EXERCISE: Pull every "JSON" line out of the data below.

══════════════════════════════

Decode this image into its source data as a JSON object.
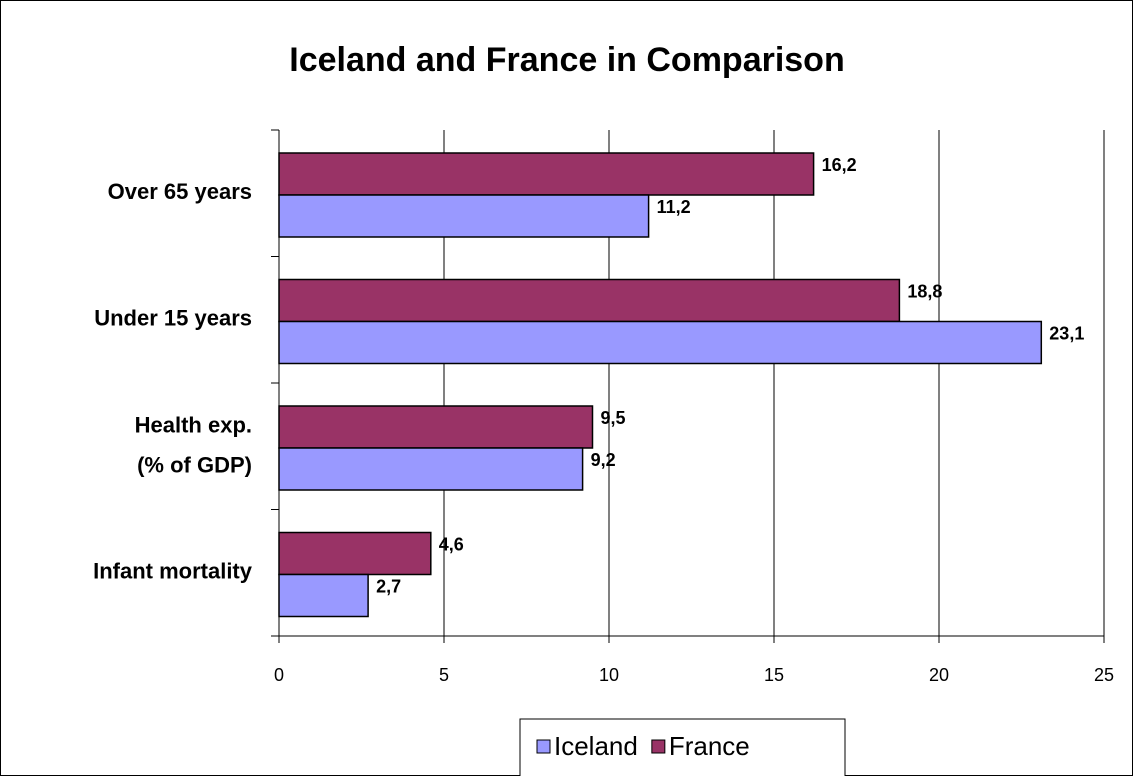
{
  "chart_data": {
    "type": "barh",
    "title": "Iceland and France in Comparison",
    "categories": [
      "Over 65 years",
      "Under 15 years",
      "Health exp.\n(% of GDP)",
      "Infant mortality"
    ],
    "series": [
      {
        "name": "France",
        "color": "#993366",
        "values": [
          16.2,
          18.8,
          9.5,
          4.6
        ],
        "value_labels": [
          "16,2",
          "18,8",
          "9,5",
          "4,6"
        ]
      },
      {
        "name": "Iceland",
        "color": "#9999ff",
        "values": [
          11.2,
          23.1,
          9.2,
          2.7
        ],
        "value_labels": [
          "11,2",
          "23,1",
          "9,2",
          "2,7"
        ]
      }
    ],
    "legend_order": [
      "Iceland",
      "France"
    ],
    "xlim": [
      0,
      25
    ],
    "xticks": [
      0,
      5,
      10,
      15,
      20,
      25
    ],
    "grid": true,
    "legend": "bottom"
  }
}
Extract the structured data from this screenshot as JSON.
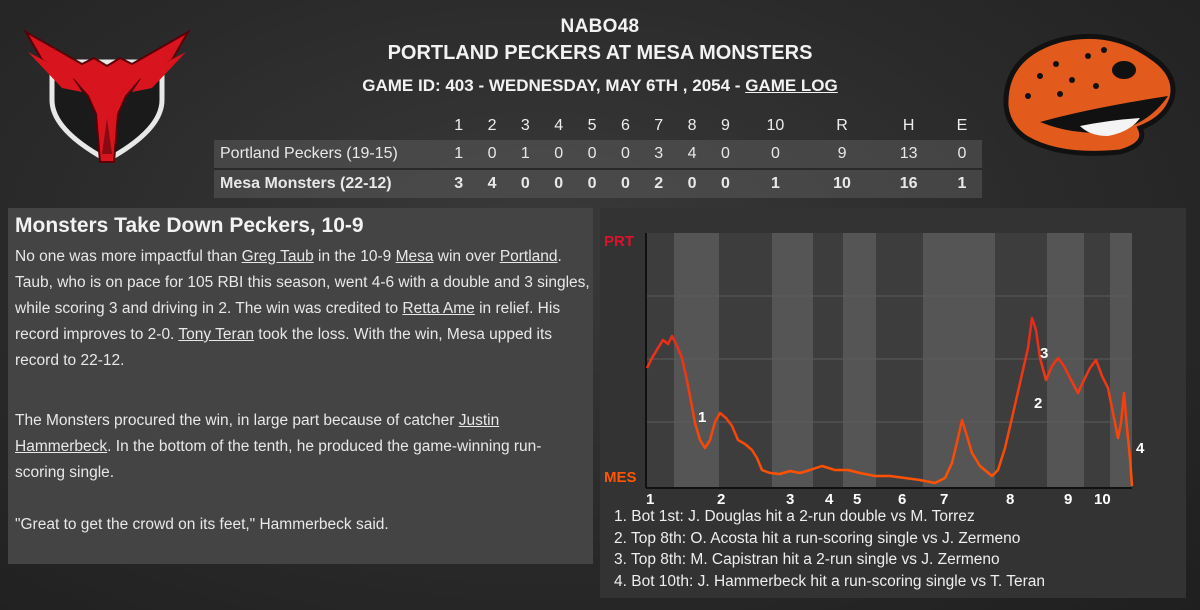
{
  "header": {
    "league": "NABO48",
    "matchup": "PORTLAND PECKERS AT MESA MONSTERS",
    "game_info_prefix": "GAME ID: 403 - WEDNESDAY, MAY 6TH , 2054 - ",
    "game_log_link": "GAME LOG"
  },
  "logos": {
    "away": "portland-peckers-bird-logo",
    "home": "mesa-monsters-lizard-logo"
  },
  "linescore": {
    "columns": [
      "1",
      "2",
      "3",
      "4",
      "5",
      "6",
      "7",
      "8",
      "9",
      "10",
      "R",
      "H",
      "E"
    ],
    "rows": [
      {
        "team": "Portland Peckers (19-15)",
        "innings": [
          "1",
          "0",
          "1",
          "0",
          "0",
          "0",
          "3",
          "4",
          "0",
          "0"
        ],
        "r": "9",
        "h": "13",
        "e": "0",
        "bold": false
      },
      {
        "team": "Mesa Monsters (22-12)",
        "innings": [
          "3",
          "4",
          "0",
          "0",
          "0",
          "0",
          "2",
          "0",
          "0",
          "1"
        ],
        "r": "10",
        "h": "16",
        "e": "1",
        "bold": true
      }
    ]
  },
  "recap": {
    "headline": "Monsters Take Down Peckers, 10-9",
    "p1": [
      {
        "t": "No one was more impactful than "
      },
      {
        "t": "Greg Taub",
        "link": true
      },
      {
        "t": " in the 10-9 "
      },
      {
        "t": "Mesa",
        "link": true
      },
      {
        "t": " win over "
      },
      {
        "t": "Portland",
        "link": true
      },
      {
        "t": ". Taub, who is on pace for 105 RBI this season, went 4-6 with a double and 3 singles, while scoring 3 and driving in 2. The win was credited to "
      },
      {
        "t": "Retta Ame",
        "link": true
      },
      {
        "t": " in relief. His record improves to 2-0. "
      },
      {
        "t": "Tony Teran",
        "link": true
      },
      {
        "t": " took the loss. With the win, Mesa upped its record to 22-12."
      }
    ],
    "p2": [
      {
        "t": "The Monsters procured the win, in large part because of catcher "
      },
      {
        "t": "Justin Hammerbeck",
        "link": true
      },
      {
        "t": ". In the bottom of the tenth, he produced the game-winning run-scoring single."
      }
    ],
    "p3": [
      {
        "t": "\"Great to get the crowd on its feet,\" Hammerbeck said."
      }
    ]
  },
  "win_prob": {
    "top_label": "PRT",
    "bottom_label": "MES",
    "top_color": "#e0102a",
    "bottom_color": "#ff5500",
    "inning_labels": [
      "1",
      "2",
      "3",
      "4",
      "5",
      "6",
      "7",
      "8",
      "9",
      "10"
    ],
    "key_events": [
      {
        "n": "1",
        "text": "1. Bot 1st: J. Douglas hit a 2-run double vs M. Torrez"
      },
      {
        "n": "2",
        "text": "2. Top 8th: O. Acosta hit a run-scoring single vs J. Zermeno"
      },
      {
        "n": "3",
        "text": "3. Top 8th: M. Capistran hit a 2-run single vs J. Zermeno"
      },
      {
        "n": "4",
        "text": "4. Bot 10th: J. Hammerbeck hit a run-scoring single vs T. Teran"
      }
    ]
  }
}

══════════════════════════════

RESPONSE BELOW:
Decode this image into its source data as a JSON object.
Extract the structured data from this screenshot as JSON.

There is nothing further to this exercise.